=== 取り組む課題 ===
下の抄録から、「福岡東医療センター 整形外科」を含む語句で始まり「科医の読影レポートに従った。」で終わる部分を、一字一句違えずに書き写してください。

=== 抜粋 ===
= = =

第83回西日本脊椎研究会  抄録 (一般演題2)

5.仙骨脆弱性骨折において、単純レントゲンの次に撮るべき画像は何か?


福岡東医療センター 整形外科

 

井上三四郎(いのうえさんしろう)、吉田裕俊、富永冬樹

 

【目的】仙骨脆弱性骨折で単純X線の次に行うべき画像診断について検討すること。

【対象と方法】当院で加療した6例、平均78.5(60〜90)歳、男性1人女性5人である。診断過程と各画像診断の診断率について検討した。単純レントゲンは整形外科主治医が読影し、それ以外は放射線科医の読影レポートに従った。

【結果】精査として、まず4例にMRI、1例にCT、1例に骨シンチが選択され、その時点で4例が診断された。最終的に、CTとMRIは全例に、骨シンチは5例に撮影された。最終診断率は、単純X線 0%(0/5)、CT 50%(3/6)、MRI 66.6%(4/6)、骨シンチ100%(5/5)であった。しかし、レトロスペクティブにみれば、MRIは全例で骨折を診断できた。

【考察】CTは早期病変を捉えきれず、MRIは読影にスキルを要する。骨シンチは鑑別に挙がる圧迫骨折や大腿骨近位部骨折を疑う際には通常選択されない。画像診断の第二選択として、早期にはMRIを、それ以外はCTを選択し、その上で症例を選んで、骨シンチを追加すれば効率的である。

6.腰椎MRIでの第2仙椎輝度変化は骨脆弱性仙骨翼不全骨折を示唆する

 

三豊総合病院 整形外科

 

玉置康晃(たまきやすあき)、長町顕弘、阿達啓介、井上和正、竹内 誠、大道泰之

 

骨脆弱性仙骨翼不全骨折患者の中には、明らかな外傷歴を持たず腰痛や臀部下肢痛を主訴として受診する者がある。骨脆弱性仙骨翼不全骨折を受傷し、腰椎MRIを撮影していた患者について、第2仙椎の輝度変化に注目して検討した。

【対象および方法】骨脆弱性仙骨翼不全骨折を受傷し、初診時に腰椎MRIを撮影していた患者4名を対象とした。男性2例、女性2例、平均年齢は79歳であった。初診時の主訴、診断名、外傷歴、診断までの期間、腰椎MRIでの第2仙椎輝度変化の有無について検討した 。

= = =

=== 提供された行 ===
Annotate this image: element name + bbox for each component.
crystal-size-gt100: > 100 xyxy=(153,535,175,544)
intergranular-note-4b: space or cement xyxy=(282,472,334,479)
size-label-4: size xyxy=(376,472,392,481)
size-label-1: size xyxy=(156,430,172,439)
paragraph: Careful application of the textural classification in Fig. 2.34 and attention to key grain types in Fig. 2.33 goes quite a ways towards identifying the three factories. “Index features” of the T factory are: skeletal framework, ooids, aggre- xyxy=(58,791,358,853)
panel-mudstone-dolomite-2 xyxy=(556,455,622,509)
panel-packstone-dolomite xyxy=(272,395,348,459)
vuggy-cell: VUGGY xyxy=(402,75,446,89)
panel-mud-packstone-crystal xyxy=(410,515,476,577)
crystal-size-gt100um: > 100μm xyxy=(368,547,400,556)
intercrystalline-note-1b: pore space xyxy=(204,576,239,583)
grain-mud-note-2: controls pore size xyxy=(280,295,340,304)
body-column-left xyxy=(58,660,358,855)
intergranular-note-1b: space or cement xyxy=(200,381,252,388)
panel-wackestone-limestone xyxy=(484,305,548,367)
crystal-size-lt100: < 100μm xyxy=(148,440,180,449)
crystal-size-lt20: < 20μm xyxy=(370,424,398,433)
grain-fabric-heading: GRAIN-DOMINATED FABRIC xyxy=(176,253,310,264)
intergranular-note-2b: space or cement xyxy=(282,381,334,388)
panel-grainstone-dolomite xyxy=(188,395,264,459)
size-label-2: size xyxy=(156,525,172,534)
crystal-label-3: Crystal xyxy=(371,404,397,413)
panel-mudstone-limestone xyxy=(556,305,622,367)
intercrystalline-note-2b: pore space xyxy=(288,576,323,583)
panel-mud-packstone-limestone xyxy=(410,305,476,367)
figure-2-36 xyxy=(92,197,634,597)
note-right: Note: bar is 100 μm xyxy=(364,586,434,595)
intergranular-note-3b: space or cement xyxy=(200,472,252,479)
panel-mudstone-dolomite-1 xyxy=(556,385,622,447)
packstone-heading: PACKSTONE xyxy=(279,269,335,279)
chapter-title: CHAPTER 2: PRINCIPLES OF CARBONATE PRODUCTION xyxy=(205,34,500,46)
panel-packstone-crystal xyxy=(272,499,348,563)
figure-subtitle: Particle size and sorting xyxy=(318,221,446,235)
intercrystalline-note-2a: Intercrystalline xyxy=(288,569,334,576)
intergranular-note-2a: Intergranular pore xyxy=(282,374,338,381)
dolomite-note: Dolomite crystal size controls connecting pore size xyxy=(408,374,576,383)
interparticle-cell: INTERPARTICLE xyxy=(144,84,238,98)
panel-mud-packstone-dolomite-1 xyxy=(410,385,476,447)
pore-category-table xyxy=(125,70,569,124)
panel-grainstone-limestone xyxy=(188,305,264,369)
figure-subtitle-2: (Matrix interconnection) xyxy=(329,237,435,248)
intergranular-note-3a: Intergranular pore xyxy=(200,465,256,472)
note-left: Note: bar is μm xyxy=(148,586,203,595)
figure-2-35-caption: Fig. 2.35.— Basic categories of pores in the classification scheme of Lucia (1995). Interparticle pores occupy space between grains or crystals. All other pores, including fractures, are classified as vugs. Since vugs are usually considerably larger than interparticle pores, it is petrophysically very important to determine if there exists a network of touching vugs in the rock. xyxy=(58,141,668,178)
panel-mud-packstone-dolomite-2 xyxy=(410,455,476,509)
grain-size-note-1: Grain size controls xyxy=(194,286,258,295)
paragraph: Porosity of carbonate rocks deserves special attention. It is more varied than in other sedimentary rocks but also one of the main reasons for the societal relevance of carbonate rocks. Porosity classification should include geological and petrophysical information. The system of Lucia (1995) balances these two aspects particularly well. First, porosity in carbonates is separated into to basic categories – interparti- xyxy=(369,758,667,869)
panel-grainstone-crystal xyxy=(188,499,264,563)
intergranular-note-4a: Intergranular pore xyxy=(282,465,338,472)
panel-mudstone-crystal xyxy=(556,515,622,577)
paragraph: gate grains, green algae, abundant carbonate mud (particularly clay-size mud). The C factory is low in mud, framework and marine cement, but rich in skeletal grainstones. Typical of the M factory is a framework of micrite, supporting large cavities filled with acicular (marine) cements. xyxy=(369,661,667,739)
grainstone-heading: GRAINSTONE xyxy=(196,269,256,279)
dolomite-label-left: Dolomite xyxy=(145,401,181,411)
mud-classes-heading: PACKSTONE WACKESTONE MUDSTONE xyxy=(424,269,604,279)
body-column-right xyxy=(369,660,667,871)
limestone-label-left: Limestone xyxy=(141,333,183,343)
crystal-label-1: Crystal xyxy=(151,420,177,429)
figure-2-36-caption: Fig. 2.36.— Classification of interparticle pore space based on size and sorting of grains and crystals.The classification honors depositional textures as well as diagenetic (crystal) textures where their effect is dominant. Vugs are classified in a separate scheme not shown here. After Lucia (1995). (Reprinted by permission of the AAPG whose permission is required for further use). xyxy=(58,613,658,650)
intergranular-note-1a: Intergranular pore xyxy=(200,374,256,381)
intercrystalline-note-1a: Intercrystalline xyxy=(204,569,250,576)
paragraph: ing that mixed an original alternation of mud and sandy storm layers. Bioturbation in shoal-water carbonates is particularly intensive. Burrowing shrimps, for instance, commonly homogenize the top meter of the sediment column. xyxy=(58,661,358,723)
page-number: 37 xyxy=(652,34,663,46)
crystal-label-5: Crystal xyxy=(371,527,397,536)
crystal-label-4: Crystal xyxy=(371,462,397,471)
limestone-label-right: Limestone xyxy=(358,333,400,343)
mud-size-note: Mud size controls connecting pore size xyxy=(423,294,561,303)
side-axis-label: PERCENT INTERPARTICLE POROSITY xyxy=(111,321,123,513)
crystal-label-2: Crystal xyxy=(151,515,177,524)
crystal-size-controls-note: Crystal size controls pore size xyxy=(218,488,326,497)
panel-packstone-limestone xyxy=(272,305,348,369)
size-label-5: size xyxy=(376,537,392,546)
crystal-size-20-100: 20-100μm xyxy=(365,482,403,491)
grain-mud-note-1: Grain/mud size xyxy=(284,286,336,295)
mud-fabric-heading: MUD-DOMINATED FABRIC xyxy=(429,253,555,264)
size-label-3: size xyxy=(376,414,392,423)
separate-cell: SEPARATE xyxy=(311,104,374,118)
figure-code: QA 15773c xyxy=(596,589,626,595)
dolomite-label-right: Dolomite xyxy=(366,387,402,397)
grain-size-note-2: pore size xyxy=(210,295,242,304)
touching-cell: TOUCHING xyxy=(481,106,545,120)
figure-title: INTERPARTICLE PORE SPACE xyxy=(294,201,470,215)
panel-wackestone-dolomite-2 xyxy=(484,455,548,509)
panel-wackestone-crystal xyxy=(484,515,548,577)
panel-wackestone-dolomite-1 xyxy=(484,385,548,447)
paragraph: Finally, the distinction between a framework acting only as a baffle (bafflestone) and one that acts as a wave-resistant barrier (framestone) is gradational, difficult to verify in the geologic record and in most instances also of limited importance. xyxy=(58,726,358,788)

= = =

=== 完成した解答 ===
福岡東医療センター 整形外科

 

井上三四郎(いのうえさんしろう)、吉田裕俊、富永冬樹

 

【目的】仙骨脆弱性骨折で単純X線の次に行うべき画像診断について検討すること。

【対象と方法】当院で加療した6例、平均78.5(60〜90)歳、男性1人女性5人である。診断過程と各画像診断の診断率について検討した。単純レントゲンは整形外科主治医が読影し、それ以外は放射線科医の読影レポートに従った。